Records from a dataset:
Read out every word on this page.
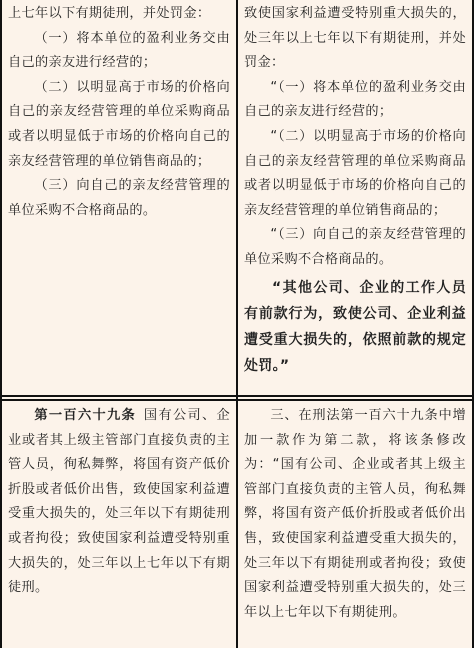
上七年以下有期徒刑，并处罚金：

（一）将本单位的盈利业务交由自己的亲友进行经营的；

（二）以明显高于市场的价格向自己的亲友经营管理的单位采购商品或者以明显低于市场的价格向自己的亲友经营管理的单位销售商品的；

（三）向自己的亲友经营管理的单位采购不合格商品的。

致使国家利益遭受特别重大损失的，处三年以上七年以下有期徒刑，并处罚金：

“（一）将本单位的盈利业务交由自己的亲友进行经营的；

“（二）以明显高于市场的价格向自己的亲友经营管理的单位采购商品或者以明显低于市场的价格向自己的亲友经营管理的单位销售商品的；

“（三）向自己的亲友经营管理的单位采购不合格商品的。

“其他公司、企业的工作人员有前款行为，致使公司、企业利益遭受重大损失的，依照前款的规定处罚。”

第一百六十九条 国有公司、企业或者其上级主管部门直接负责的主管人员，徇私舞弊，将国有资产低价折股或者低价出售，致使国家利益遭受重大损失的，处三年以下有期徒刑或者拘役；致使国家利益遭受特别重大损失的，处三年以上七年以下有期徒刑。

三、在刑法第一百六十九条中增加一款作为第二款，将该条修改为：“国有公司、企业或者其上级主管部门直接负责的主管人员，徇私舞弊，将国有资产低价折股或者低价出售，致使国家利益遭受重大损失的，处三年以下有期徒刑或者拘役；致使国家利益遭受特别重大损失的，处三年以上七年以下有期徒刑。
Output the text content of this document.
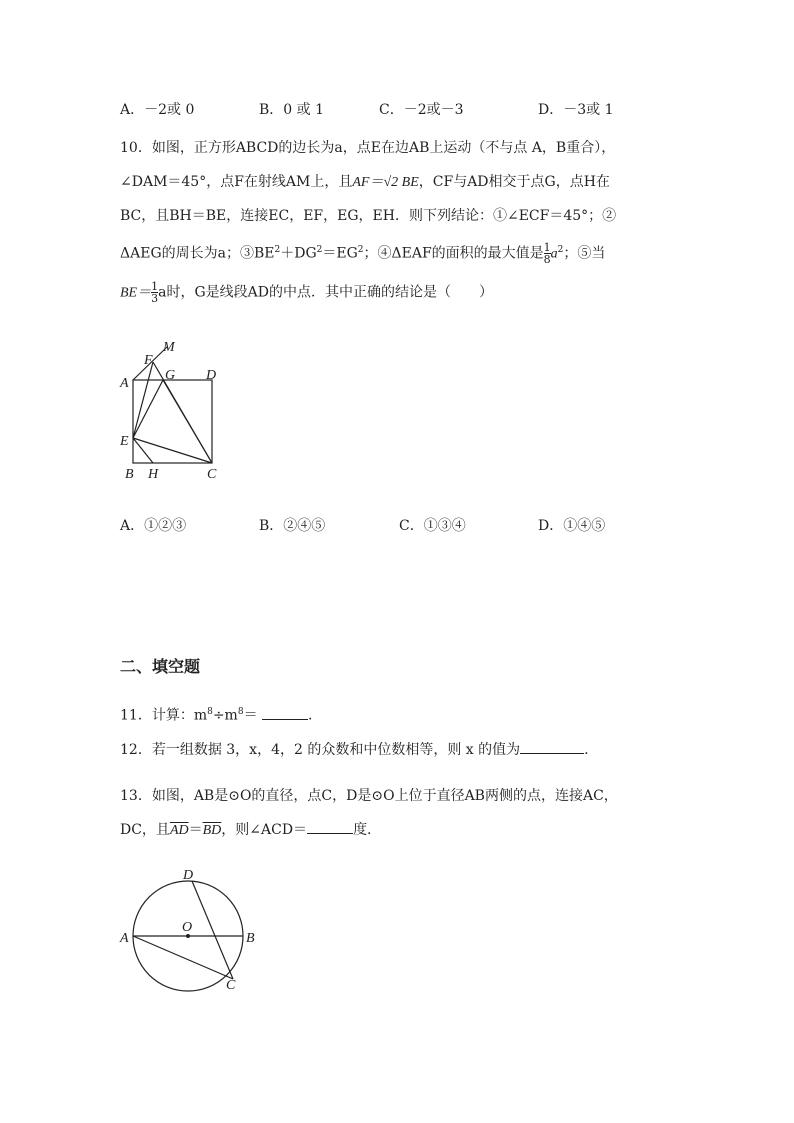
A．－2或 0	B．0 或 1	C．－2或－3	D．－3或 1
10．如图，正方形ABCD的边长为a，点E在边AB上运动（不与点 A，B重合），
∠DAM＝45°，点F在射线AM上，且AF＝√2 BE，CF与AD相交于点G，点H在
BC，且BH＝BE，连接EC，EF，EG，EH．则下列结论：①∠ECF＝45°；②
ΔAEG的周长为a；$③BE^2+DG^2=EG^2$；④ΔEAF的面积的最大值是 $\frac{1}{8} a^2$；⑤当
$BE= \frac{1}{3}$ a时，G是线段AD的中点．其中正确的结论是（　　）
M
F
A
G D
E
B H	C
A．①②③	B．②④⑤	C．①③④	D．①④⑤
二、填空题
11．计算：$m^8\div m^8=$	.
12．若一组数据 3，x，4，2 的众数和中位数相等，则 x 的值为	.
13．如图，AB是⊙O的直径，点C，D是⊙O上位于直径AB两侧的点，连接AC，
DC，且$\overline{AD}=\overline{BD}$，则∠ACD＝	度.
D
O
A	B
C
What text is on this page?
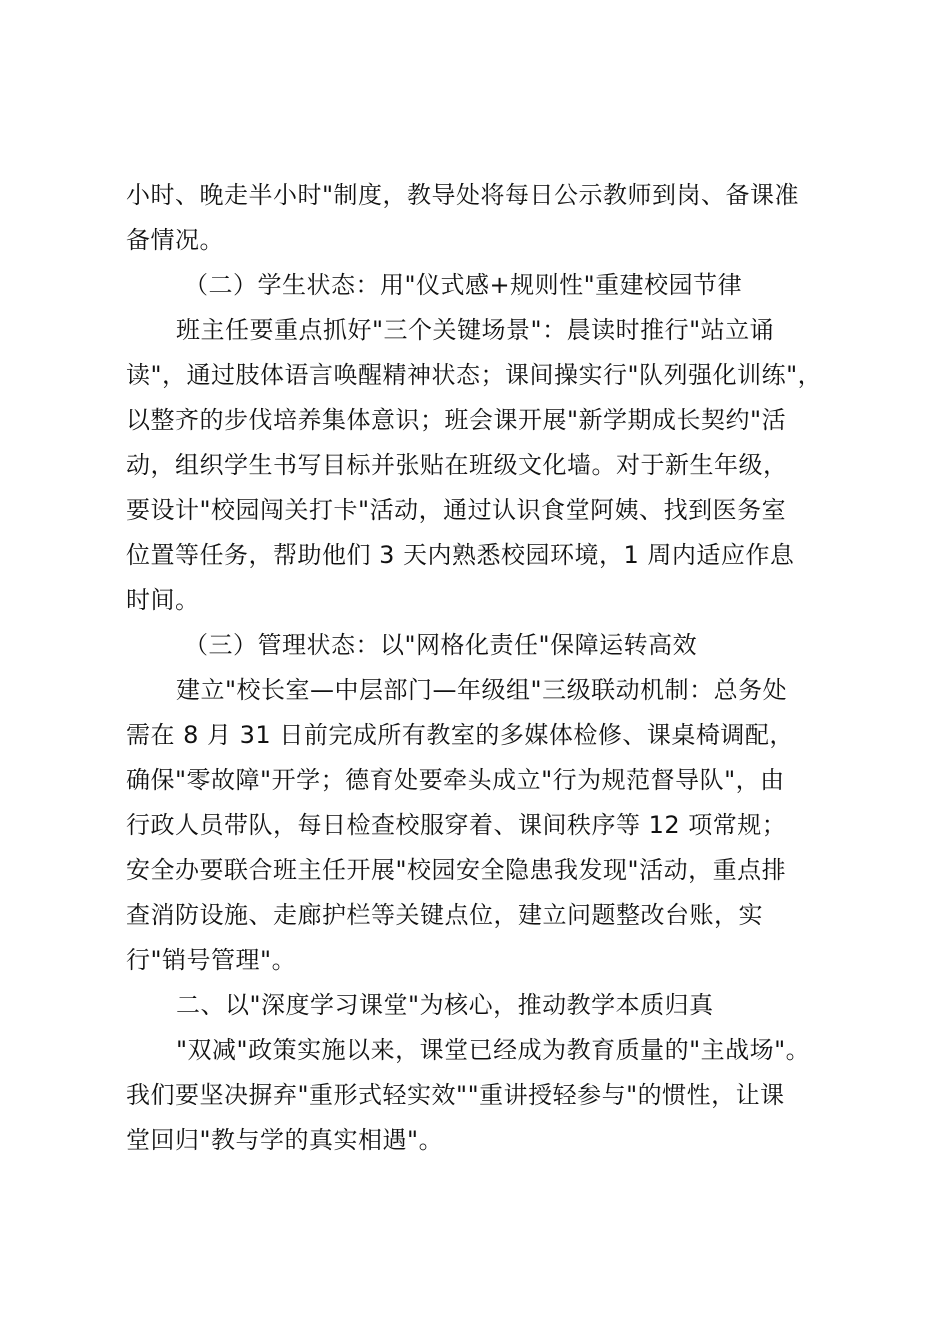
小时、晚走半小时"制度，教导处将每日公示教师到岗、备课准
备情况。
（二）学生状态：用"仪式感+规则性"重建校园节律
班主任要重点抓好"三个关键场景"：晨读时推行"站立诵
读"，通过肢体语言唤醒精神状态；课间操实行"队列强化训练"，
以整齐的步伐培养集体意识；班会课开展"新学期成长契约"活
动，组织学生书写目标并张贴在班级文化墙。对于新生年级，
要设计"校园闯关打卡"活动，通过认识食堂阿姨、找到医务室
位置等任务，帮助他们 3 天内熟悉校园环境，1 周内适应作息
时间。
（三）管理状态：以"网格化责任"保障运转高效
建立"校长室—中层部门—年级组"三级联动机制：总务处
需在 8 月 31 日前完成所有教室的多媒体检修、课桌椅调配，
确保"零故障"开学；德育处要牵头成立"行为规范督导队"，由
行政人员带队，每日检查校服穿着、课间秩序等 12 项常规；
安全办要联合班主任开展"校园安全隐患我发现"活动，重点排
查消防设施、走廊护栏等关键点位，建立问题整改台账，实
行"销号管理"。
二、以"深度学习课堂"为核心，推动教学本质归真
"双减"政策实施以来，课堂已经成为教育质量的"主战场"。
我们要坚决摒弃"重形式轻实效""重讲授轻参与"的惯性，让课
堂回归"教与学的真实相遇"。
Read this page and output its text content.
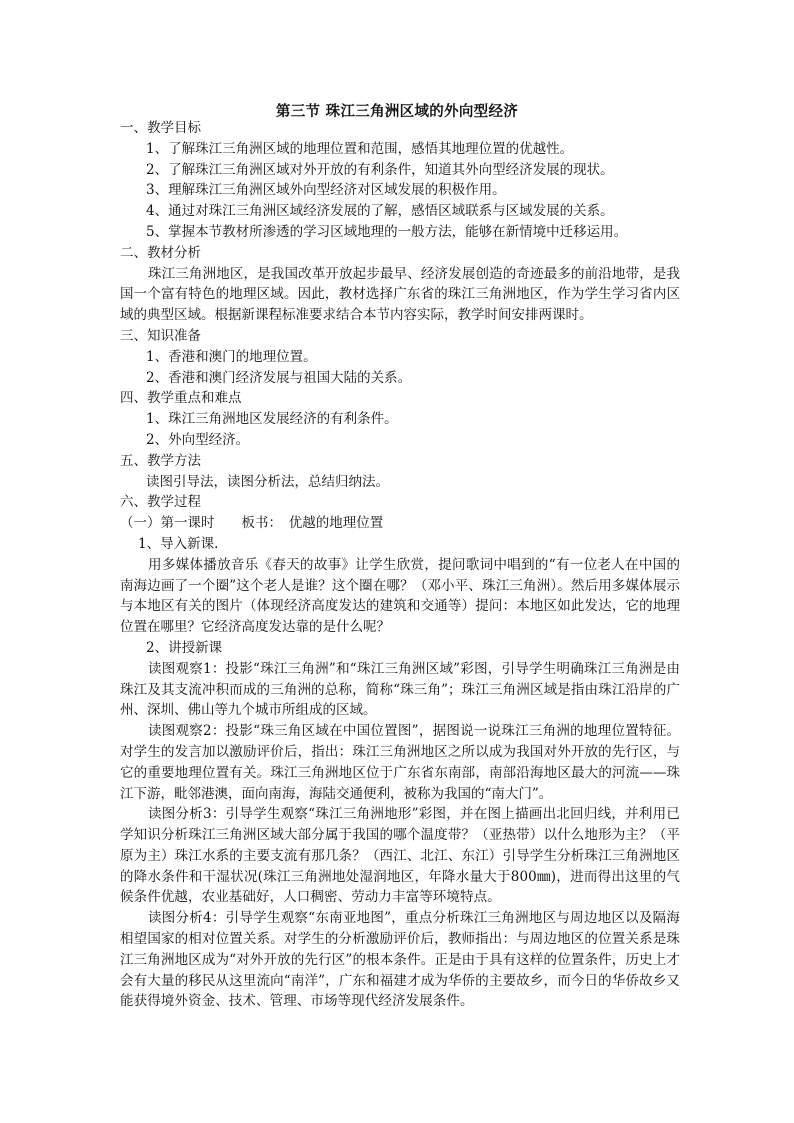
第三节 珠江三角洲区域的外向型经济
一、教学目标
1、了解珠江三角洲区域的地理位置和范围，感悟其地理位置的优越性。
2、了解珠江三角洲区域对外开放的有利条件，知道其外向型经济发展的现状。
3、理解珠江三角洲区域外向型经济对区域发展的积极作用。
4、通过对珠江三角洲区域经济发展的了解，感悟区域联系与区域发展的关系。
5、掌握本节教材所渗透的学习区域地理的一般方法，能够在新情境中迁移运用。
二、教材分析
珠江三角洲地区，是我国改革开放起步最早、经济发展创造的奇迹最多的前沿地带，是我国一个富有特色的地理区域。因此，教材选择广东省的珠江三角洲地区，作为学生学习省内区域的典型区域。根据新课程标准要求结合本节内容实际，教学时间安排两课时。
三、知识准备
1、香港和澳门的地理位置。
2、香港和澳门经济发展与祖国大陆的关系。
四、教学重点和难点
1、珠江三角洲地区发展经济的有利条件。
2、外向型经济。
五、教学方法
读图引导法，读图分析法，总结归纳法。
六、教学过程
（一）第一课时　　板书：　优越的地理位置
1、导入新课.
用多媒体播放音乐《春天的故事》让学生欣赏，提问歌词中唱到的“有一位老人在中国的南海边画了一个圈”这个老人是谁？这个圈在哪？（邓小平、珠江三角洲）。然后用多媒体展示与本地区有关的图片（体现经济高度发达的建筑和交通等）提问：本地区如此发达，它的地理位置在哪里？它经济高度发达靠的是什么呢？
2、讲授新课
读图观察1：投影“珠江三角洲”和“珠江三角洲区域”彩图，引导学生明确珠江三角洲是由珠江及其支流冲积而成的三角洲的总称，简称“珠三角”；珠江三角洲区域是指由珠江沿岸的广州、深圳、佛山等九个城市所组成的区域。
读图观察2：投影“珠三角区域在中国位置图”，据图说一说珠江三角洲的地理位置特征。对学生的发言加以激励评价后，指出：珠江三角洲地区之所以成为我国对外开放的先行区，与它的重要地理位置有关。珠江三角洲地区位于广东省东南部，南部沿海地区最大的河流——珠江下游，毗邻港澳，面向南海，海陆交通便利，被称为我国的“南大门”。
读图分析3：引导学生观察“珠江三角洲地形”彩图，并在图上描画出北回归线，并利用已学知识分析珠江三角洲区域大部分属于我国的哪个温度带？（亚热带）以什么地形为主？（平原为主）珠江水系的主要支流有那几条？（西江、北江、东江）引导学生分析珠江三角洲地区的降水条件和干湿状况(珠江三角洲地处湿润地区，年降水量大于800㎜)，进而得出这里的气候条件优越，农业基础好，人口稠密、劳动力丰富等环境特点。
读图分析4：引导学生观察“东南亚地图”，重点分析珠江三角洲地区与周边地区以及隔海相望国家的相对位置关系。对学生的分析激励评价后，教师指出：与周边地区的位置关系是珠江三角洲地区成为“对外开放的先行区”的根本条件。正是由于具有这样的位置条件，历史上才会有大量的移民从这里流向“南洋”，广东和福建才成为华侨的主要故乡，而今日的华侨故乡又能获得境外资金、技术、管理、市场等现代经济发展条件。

## WRITTEN EXERCISE
Every line is to be duplicated exactly, though pictures stay out.

## FINISHED EXERCISE
Read out every word on this page.
上七年以下有期徒刑，并处罚金：

（一）将本单位的盈利业务交由自己的亲友进行经营的；

（二）以明显高于市场的价格向自己的亲友经营管理的单位采购商品或者以明显低于市场的价格向自己的亲友经营管理的单位销售商品的；

（三）向自己的亲友经营管理的单位采购不合格商品的。

致使国家利益遭受特别重大损失的，处三年以上七年以下有期徒刑，并处罚金：

“（一）将本单位的盈利业务交由自己的亲友进行经营的；

“（二）以明显高于市场的价格向自己的亲友经营管理的单位采购商品或者以明显低于市场的价格向自己的亲友经营管理的单位销售商品的；

“（三）向自己的亲友经营管理的单位采购不合格商品的。

“其他公司、企业的工作人员有前款行为，致使公司、企业利益遭受重大损失的，依照前款的规定处罚。”

第一百六十九条 国有公司、企业或者其上级主管部门直接负责的主管人员，徇私舞弊，将国有资产低价折股或者低价出售，致使国家利益遭受重大损失的，处三年以下有期徒刑或者拘役；致使国家利益遭受特别重大损失的，处三年以上七年以下有期徒刑。

三、在刑法第一百六十九条中增加一款作为第二款，将该条修改为：“国有公司、企业或者其上级主管部门直接负责的主管人员，徇私舞弊，将国有资产低价折股或者低价出售，致使国家利益遭受重大损失的，处三年以下有期徒刑或者拘役；致使国家利益遭受特别重大损失的，处三年以上七年以下有期徒刑。
Output the text content of this document.
A．－2或 0	B．0 或 1	C．－2或－3	D．－3或 1
10．如图，正方形ABCD的边长为a，点E在边AB上运动（不与点 A，B重合），
∠DAM＝45°，点F在射线AM上，且AF＝√2 BE，CF与AD相交于点G，点H在
BC，且BH＝BE，连接EC，EF，EG，EH．则下列结论：①∠ECF＝45°；②
ΔAEG的周长为a；$③BE^2+DG^2=EG^2$；④ΔEAF的面积的最大值是 $\frac{1}{8} a^2$；⑤当
$BE= \frac{1}{3}$ a时，G是线段AD的中点．其中正确的结论是（　　）
M
F
A
G D
E
B H	C
A．①②③	B．②④⑤	C．①③④	D．①④⑤
二、填空题
11．计算：$m^8\div m^8=$	.
12．若一组数据 3，x，4，2 的众数和中位数相等，则 x 的值为	.
13．如图，AB是⊙O的直径，点C，D是⊙O上位于直径AB两侧的点，连接AC，
DC，且$\overline{AD}=\overline{BD}$，则∠ACD＝	度.
D
O
A	B
C
What text is on this page?
小时、晚走半小时"制度，教导处将每日公示教师到岗、备课准
备情况。
（二）学生状态：用"仪式感+规则性"重建校园节律
班主任要重点抓好"三个关键场景"：晨读时推行"站立诵
读"，通过肢体语言唤醒精神状态；课间操实行"队列强化训练"，
以整齐的步伐培养集体意识；班会课开展"新学期成长契约"活
动，组织学生书写目标并张贴在班级文化墙。对于新生年级，
要设计"校园闯关打卡"活动，通过认识食堂阿姨、找到医务室
位置等任务，帮助他们 3 天内熟悉校园环境，1 周内适应作息
时间。
（三）管理状态：以"网格化责任"保障运转高效
建立"校长室—中层部门—年级组"三级联动机制：总务处
需在 8 月 31 日前完成所有教室的多媒体检修、课桌椅调配，
确保"零故障"开学；德育处要牵头成立"行为规范督导队"，由
行政人员带队，每日检查校服穿着、课间秩序等 12 项常规；
安全办要联合班主任开展"校园安全隐患我发现"活动，重点排
查消防设施、走廊护栏等关键点位，建立问题整改台账，实
行"销号管理"。
二、以"深度学习课堂"为核心，推动教学本质归真
"双减"政策实施以来，课堂已经成为教育质量的"主战场"。
我们要坚决摒弃"重形式轻实效""重讲授轻参与"的惯性，让课
堂回归"教与学的真实相遇"。
Read this page and output its text content.
第三节 珠江三角洲区域的外向型经济
一、教学目标
1、了解珠江三角洲区域的地理位置和范围，感悟其地理位置的优越性。
2、了解珠江三角洲区域对外开放的有利条件，知道其外向型经济发展的现状。
3、理解珠江三角洲区域外向型经济对区域发展的积极作用。
4、通过对珠江三角洲区域经济发展的了解，感悟区域联系与区域发展的关系。
5、掌握本节教材所渗透的学习区域地理的一般方法，能够在新情境中迁移运用。
二、教材分析
珠江三角洲地区，是我国改革开放起步最早、经济发展创造的奇迹最多的前沿地带，是我国一个富有特色的地理区域。因此，教材选择广东省的珠江三角洲地区，作为学生学习省内区域的典型区域。根据新课程标准要求结合本节内容实际，教学时间安排两课时。
三、知识准备
1、香港和澳门的地理位置。
2、香港和澳门经济发展与祖国大陆的关系。
四、教学重点和难点
1、珠江三角洲地区发展经济的有利条件。
2、外向型经济。
五、教学方法
读图引导法，读图分析法，总结归纳法。
六、教学过程
（一）第一课时　　板书：　优越的地理位置
1、导入新课.
用多媒体播放音乐《春天的故事》让学生欣赏，提问歌词中唱到的“有一位老人在中国的南海边画了一个圈”这个老人是谁？这个圈在哪？（邓小平、珠江三角洲）。然后用多媒体展示与本地区有关的图片（体现经济高度发达的建筑和交通等）提问：本地区如此发达，它的地理位置在哪里？它经济高度发达靠的是什么呢？
2、讲授新课
读图观察1：投影“珠江三角洲”和“珠江三角洲区域”彩图，引导学生明确珠江三角洲是由珠江及其支流冲积而成的三角洲的总称，简称“珠三角”；珠江三角洲区域是指由珠江沿岸的广州、深圳、佛山等九个城市所组成的区域。
读图观察2：投影“珠三角区域在中国位置图”，据图说一说珠江三角洲的地理位置特征。对学生的发言加以激励评价后，指出：珠江三角洲地区之所以成为我国对外开放的先行区，与它的重要地理位置有关。珠江三角洲地区位于广东省东南部，南部沿海地区最大的河流——珠江下游，毗邻港澳，面向南海，海陆交通便利，被称为我国的“南大门”。
读图分析3：引导学生观察“珠江三角洲地形”彩图，并在图上描画出北回归线，并利用已学知识分析珠江三角洲区域大部分属于我国的哪个温度带？（亚热带）以什么地形为主？（平原为主）珠江水系的主要支流有那几条？（西江、北江、东江）引导学生分析珠江三角洲地区的降水条件和干湿状况(珠江三角洲地处湿润地区，年降水量大于800㎜)，进而得出这里的气候条件优越，农业基础好，人口稠密、劳动力丰富等环境特点。
读图分析4：引导学生观察“东南亚地图”，重点分析珠江三角洲地区与周边地区以及隔海相望国家的相对位置关系。对学生的分析激励评价后，教师指出：与周边地区的位置关系是珠江三角洲地区成为“对外开放的先行区”的根本条件。正是由于具有这样的位置条件，历史上才会有大量的移民从这里流向“南洋”，广东和福建才成为华侨的主要故乡，而今日的华侨故乡又能获得境外资金、技术、管理、市场等现代经济发展条件。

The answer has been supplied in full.